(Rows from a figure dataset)
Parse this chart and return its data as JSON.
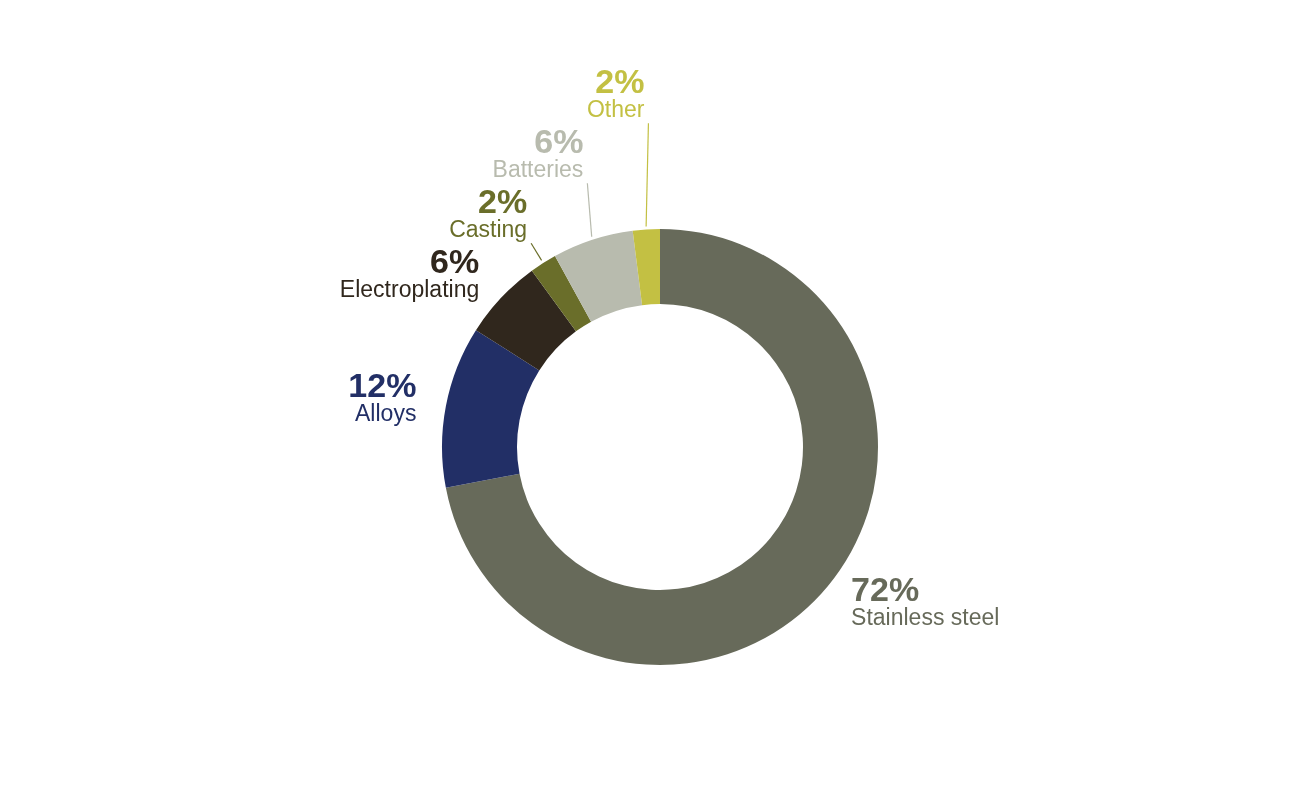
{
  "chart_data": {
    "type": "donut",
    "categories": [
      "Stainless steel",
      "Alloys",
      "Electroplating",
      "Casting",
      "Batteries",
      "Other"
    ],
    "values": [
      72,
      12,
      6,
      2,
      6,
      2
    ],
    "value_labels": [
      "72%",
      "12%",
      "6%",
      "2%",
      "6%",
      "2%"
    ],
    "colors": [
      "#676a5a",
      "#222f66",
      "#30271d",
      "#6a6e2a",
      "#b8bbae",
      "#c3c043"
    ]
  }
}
...
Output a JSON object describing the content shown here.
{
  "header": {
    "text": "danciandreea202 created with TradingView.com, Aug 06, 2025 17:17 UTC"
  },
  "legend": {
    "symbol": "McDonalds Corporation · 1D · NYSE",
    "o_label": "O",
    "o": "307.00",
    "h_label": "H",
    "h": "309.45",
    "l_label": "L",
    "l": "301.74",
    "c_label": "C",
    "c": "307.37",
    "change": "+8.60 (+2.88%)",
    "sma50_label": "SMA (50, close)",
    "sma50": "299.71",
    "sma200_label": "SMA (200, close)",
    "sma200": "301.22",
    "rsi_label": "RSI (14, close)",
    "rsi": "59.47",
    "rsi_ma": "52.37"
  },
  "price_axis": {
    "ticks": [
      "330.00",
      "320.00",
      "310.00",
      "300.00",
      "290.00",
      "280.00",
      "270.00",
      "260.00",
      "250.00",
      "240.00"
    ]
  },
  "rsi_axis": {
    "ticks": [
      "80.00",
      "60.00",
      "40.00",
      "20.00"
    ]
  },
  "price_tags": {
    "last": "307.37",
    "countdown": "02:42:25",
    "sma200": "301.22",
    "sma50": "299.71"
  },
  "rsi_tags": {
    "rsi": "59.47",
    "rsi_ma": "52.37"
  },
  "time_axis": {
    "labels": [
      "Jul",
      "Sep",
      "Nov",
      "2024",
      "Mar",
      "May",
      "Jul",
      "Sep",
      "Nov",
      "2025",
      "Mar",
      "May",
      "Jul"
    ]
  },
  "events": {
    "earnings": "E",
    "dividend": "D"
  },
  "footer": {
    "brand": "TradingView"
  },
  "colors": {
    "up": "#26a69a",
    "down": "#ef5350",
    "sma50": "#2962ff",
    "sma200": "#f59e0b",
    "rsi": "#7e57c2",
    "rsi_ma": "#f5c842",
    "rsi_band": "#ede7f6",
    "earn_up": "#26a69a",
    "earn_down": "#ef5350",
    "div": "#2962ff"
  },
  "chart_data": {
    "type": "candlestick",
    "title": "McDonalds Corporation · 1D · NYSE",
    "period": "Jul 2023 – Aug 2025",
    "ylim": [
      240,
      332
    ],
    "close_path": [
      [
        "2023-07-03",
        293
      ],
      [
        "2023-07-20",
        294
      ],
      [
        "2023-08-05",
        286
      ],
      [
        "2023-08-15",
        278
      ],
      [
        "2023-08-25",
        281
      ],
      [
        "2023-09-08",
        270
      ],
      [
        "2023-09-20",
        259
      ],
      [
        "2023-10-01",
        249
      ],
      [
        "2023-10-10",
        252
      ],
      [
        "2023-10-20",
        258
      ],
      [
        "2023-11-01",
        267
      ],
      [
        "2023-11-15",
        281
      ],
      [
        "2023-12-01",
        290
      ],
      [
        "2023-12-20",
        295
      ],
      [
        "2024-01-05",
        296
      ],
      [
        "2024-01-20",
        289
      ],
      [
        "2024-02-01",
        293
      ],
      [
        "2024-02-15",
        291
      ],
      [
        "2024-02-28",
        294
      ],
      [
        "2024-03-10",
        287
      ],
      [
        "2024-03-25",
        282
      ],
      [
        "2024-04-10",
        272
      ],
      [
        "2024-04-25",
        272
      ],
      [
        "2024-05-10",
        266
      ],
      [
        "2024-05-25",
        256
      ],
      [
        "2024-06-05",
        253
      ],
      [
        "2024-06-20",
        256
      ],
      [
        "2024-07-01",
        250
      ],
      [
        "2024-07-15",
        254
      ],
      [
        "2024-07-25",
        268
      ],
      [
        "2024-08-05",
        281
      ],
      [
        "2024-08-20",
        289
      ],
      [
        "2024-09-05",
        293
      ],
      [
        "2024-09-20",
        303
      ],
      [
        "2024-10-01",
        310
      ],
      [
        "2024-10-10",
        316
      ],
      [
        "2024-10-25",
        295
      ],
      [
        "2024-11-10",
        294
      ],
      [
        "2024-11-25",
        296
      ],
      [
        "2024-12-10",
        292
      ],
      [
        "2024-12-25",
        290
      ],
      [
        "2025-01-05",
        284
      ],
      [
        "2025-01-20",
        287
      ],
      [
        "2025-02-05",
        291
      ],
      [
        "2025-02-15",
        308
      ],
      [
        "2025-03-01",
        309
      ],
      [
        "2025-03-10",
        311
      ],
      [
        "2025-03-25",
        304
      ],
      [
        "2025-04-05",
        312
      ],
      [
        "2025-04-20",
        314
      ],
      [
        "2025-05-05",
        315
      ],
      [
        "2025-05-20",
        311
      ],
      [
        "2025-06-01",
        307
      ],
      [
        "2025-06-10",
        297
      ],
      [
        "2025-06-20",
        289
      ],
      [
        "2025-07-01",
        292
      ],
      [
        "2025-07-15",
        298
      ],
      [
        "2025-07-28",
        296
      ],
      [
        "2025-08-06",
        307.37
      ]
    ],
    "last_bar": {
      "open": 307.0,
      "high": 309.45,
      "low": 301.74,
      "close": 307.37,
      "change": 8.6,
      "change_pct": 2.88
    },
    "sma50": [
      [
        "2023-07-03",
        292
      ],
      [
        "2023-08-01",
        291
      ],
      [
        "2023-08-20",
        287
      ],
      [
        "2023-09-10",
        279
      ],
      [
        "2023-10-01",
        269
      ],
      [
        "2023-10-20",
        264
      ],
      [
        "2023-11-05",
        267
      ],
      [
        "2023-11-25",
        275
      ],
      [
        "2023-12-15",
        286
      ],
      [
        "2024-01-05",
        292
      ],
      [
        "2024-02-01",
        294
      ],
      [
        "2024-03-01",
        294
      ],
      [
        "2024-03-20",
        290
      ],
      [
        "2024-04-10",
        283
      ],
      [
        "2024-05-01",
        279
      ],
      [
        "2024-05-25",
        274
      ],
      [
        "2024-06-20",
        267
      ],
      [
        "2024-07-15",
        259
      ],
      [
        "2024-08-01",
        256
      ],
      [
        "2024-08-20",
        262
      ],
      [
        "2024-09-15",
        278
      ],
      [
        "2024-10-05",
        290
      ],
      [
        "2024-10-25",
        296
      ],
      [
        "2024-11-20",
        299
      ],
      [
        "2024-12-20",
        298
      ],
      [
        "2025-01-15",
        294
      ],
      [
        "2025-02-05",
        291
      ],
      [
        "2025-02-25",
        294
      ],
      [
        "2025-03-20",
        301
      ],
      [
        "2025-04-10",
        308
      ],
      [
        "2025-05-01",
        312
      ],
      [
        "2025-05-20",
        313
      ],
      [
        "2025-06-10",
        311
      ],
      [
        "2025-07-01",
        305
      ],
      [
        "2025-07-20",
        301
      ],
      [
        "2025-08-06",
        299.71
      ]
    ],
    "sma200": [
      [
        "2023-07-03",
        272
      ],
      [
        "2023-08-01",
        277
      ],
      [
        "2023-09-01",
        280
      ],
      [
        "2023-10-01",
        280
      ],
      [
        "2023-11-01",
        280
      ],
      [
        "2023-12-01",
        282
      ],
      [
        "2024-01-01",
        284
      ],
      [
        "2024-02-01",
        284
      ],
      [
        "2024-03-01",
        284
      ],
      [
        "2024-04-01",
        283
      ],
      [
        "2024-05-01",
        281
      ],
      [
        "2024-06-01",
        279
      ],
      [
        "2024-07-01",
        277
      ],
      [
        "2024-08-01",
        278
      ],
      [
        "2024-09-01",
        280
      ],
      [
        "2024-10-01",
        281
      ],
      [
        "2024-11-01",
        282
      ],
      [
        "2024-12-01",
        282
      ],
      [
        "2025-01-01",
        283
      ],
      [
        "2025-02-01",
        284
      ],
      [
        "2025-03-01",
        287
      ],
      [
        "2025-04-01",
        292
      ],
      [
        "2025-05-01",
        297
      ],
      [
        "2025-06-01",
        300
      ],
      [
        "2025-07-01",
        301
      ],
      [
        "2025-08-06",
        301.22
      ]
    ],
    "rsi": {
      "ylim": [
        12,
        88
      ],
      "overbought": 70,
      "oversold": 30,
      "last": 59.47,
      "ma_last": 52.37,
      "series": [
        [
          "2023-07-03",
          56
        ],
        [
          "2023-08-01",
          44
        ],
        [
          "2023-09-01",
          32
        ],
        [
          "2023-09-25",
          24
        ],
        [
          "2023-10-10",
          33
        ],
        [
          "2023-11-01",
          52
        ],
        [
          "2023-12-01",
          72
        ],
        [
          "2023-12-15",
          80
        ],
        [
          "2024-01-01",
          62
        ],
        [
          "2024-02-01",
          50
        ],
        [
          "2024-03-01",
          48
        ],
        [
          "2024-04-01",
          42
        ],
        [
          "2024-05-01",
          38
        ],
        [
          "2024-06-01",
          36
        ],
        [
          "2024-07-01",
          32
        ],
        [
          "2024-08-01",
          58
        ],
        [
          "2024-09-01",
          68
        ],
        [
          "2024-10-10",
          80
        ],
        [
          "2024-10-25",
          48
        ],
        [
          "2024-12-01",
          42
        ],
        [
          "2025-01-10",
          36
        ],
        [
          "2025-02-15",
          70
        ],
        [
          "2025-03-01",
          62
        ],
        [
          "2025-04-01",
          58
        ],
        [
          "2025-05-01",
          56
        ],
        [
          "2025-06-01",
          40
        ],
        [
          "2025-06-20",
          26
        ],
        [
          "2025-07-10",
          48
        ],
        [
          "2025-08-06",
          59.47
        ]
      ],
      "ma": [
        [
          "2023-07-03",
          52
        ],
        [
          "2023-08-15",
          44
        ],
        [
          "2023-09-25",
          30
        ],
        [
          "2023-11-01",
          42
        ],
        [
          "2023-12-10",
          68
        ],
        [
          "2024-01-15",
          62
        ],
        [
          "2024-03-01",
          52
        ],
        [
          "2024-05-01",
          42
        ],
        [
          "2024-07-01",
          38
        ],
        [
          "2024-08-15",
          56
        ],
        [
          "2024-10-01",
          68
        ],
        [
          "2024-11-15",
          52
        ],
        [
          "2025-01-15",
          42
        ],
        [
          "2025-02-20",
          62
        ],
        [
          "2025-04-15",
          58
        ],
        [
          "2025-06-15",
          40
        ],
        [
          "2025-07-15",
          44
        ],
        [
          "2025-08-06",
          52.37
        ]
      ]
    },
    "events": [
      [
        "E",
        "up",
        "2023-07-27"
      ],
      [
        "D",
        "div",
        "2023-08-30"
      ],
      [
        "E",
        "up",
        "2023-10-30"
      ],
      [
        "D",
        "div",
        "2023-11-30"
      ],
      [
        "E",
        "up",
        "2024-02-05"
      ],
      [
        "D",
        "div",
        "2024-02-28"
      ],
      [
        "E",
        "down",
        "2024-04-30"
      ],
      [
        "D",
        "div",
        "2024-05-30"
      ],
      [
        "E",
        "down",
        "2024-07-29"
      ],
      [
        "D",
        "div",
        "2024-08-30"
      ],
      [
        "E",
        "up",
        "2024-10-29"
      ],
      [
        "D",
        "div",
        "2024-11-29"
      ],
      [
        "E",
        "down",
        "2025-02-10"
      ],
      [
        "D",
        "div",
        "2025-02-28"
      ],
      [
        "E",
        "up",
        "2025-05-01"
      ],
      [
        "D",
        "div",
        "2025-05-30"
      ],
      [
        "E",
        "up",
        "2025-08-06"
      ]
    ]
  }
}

- **DESCRIPTION OF THE TASK**
From the records, copy every line that has the string "JSON" in it.

- **RESULT**
Parse this chart and return its data as JSON.
Output a JSON object describing the content shown here.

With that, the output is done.